REQUIRED WORK:
Write out the data again in full, exactly as it reads.

Items from a figure collection
————————

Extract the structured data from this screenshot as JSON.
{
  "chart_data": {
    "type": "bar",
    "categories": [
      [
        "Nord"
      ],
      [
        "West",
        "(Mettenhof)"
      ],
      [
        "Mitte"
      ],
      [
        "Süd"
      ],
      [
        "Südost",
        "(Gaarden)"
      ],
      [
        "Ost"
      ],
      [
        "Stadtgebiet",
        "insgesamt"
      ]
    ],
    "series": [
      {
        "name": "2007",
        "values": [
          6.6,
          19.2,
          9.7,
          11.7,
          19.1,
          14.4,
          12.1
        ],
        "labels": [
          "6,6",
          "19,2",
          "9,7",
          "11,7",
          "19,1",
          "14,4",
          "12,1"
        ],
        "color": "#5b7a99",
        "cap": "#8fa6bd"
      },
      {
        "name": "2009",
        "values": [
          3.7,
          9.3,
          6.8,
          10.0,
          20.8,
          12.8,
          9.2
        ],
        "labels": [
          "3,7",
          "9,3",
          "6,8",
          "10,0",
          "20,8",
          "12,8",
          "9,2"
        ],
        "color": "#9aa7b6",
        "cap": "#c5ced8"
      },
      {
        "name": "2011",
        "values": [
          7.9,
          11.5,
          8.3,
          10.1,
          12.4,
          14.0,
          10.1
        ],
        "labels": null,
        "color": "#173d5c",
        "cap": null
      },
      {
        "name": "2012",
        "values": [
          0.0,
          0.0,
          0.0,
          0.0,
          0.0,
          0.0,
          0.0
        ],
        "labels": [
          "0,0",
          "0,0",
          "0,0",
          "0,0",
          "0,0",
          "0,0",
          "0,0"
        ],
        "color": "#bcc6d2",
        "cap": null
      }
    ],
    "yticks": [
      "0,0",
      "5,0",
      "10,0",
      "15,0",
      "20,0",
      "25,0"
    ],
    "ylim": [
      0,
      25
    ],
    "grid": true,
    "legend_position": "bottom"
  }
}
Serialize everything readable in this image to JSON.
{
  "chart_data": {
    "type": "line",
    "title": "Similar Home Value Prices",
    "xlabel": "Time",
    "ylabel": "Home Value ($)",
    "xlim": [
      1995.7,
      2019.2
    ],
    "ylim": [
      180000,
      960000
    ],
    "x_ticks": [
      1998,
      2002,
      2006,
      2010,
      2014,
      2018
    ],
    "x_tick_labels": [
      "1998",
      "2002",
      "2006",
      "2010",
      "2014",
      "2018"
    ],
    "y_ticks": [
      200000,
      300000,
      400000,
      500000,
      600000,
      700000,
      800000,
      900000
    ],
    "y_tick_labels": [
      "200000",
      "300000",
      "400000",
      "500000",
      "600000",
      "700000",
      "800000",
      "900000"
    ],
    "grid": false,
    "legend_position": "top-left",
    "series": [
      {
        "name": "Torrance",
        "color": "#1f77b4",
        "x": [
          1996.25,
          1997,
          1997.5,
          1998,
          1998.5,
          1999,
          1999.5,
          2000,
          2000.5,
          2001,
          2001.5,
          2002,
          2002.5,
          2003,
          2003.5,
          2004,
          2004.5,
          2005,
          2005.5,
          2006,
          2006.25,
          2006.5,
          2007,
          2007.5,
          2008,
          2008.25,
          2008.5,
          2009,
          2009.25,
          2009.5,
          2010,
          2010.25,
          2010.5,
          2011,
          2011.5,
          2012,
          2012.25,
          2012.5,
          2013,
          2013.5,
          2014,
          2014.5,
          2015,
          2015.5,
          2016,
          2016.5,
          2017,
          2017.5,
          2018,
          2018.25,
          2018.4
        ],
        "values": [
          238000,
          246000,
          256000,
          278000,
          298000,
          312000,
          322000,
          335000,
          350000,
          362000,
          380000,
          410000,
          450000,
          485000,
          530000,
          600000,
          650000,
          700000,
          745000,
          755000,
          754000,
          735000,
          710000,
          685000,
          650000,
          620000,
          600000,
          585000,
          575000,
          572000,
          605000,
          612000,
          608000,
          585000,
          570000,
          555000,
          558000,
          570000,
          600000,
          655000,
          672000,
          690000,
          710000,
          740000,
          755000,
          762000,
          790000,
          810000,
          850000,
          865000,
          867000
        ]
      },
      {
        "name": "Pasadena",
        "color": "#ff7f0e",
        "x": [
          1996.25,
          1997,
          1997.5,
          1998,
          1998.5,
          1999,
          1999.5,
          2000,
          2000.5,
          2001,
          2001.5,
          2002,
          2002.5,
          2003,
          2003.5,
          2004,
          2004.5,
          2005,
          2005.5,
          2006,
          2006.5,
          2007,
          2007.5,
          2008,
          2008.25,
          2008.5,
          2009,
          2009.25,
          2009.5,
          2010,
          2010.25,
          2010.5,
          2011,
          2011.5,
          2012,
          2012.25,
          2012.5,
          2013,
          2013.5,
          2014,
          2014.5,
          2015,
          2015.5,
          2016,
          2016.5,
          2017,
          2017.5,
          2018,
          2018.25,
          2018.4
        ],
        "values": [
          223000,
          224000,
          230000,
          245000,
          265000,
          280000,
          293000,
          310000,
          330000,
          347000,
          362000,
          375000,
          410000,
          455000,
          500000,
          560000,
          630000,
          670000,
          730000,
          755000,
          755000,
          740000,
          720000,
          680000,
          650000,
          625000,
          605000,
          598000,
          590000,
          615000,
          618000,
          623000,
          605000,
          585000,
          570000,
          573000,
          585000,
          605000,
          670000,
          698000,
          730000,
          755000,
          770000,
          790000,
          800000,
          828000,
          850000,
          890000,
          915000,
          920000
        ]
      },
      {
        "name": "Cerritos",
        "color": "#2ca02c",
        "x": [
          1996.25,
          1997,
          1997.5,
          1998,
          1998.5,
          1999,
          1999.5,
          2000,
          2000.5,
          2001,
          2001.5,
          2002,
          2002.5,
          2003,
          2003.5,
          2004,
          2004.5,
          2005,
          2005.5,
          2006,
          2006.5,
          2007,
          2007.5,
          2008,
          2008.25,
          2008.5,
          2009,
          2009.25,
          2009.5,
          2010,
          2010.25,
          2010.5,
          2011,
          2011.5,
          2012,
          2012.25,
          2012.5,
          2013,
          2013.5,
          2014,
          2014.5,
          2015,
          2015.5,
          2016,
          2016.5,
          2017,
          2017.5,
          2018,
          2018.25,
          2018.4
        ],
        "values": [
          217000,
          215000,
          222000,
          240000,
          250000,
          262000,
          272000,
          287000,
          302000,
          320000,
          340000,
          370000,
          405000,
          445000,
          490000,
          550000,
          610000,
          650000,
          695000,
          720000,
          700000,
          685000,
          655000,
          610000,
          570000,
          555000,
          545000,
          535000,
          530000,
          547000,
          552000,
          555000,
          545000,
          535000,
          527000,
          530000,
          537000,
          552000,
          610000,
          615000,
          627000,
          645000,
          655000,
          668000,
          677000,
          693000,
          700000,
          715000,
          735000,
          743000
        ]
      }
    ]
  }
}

————————

REPLY:
Extract the structured data from this screenshot as JSON.
{
  "chart_data": {
    "type": "bar",
    "categories": [
      [
        "Nord"
      ],
      [
        "West",
        "(Mettenhof)"
      ],
      [
        "Mitte"
      ],
      [
        "Süd"
      ],
      [
        "Südost",
        "(Gaarden)"
      ],
      [
        "Ost"
      ],
      [
        "Stadtgebiet",
        "insgesamt"
      ]
    ],
    "series": [
      {
        "name": "2007",
        "values": [
          6.6,
          19.2,
          9.7,
          11.7,
          19.1,
          14.4,
          12.1
        ],
        "labels": [
          "6,6",
          "19,2",
          "9,7",
          "11,7",
          "19,1",
          "14,4",
          "12,1"
        ],
        "color": "#5b7a99",
        "cap": "#8fa6bd"
      },
      {
        "name": "2009",
        "values": [
          3.7,
          9.3,
          6.8,
          10.0,
          20.8,
          12.8,
          9.2
        ],
        "labels": [
          "3,7",
          "9,3",
          "6,8",
          "10,0",
          "20,8",
          "12,8",
          "9,2"
        ],
        "color": "#9aa7b6",
        "cap": "#c5ced8"
      },
      {
        "name": "2011",
        "values": [
          7.9,
          11.5,
          8.3,
          10.1,
          12.4,
          14.0,
          10.1
        ],
        "labels": null,
        "color": "#173d5c",
        "cap": null
      },
      {
        "name": "2012",
        "values": [
          0.0,
          0.0,
          0.0,
          0.0,
          0.0,
          0.0,
          0.0
        ],
        "labels": [
          "0,0",
          "0,0",
          "0,0",
          "0,0",
          "0,0",
          "0,0",
          "0,0"
        ],
        "color": "#bcc6d2",
        "cap": null
      }
    ],
    "yticks": [
      "0,0",
      "5,0",
      "10,0",
      "15,0",
      "20,0",
      "25,0"
    ],
    "ylim": [
      0,
      25
    ],
    "grid": true,
    "legend_position": "bottom"
  }
}
Serialize everything readable in this image to JSON.
{
  "chart_data": {
    "type": "line",
    "title": "Similar Home Value Prices",
    "xlabel": "Time",
    "ylabel": "Home Value ($)",
    "xlim": [
      1995.7,
      2019.2
    ],
    "ylim": [
      180000,
      960000
    ],
    "x_ticks": [
      1998,
      2002,
      2006,
      2010,
      2014,
      2018
    ],
    "x_tick_labels": [
      "1998",
      "2002",
      "2006",
      "2010",
      "2014",
      "2018"
    ],
    "y_ticks": [
      200000,
      300000,
      400000,
      500000,
      600000,
      700000,
      800000,
      900000
    ],
    "y_tick_labels": [
      "200000",
      "300000",
      "400000",
      "500000",
      "600000",
      "700000",
      "800000",
      "900000"
    ],
    "grid": false,
    "legend_position": "top-left",
    "series": [
      {
        "name": "Torrance",
        "color": "#1f77b4",
        "x": [
          1996.25,
          1997,
          1997.5,
          1998,
          1998.5,
          1999,
          1999.5,
          2000,
          2000.5,
          2001,
          2001.5,
          2002,
          2002.5,
          2003,
          2003.5,
          2004,
          2004.5,
          2005,
          2005.5,
          2006,
          2006.25,
          2006.5,
          2007,
          2007.5,
          2008,
          2008.25,
          2008.5,
          2009,
          2009.25,
          2009.5,
          2010,
          2010.25,
          2010.5,
          2011,
          2011.5,
          2012,
          2012.25,
          2012.5,
          2013,
          2013.5,
          2014,
          2014.5,
          2015,
          2015.5,
          2016,
          2016.5,
          2017,
          2017.5,
          2018,
          2018.25,
          2018.4
        ],
        "values": [
          238000,
          246000,
          256000,
          278000,
          298000,
          312000,
          322000,
          335000,
          350000,
          362000,
          380000,
          410000,
          450000,
          485000,
          530000,
          600000,
          650000,
          700000,
          745000,
          755000,
          754000,
          735000,
          710000,
          685000,
          650000,
          620000,
          600000,
          585000,
          575000,
          572000,
          605000,
          612000,
          608000,
          585000,
          570000,
          555000,
          558000,
          570000,
          600000,
          655000,
          672000,
          690000,
          710000,
          740000,
          755000,
          762000,
          790000,
          810000,
          850000,
          865000,
          867000
        ]
      },
      {
        "name": "Pasadena",
        "color": "#ff7f0e",
        "x": [
          1996.25,
          1997,
          1997.5,
          1998,
          1998.5,
          1999,
          1999.5,
          2000,
          2000.5,
          2001,
          2001.5,
          2002,
          2002.5,
          2003,
          2003.5,
          2004,
          2004.5,
          2005,
          2005.5,
          2006,
          2006.5,
          2007,
          2007.5,
          2008,
          2008.25,
          2008.5,
          2009,
          2009.25,
          2009.5,
          2010,
          2010.25,
          2010.5,
          2011,
          2011.5,
          2012,
          2012.25,
          2012.5,
          2013,
          2013.5,
          2014,
          2014.5,
          2015,
          2015.5,
          2016,
          2016.5,
          2017,
          2017.5,
          2018,
          2018.25,
          2018.4
        ],
        "values": [
          223000,
          224000,
          230000,
          245000,
          265000,
          280000,
          293000,
          310000,
          330000,
          347000,
          362000,
          375000,
          410000,
          455000,
          500000,
          560000,
          630000,
          670000,
          730000,
          755000,
          755000,
          740000,
          720000,
          680000,
          650000,
          625000,
          605000,
          598000,
          590000,
          615000,
          618000,
          623000,
          605000,
          585000,
          570000,
          573000,
          585000,
          605000,
          670000,
          698000,
          730000,
          755000,
          770000,
          790000,
          800000,
          828000,
          850000,
          890000,
          915000,
          920000
        ]
      },
      {
        "name": "Cerritos",
        "color": "#2ca02c",
        "x": [
          1996.25,
          1997,
          1997.5,
          1998,
          1998.5,
          1999,
          1999.5,
          2000,
          2000.5,
          2001,
          2001.5,
          2002,
          2002.5,
          2003,
          2003.5,
          2004,
          2004.5,
          2005,
          2005.5,
          2006,
          2006.5,
          2007,
          2007.5,
          2008,
          2008.25,
          2008.5,
          2009,
          2009.25,
          2009.5,
          2010,
          2010.25,
          2010.5,
          2011,
          2011.5,
          2012,
          2012.25,
          2012.5,
          2013,
          2013.5,
          2014,
          2014.5,
          2015,
          2015.5,
          2016,
          2016.5,
          2017,
          2017.5,
          2018,
          2018.25,
          2018.4
        ],
        "values": [
          217000,
          215000,
          222000,
          240000,
          250000,
          262000,
          272000,
          287000,
          302000,
          320000,
          340000,
          370000,
          405000,
          445000,
          490000,
          550000,
          610000,
          650000,
          695000,
          720000,
          700000,
          685000,
          655000,
          610000,
          570000,
          555000,
          545000,
          535000,
          530000,
          547000,
          552000,
          555000,
          545000,
          535000,
          527000,
          530000,
          537000,
          552000,
          610000,
          615000,
          627000,
          645000,
          655000,
          668000,
          677000,
          693000,
          700000,
          715000,
          735000,
          743000
        ]
      }
    ]
  }
}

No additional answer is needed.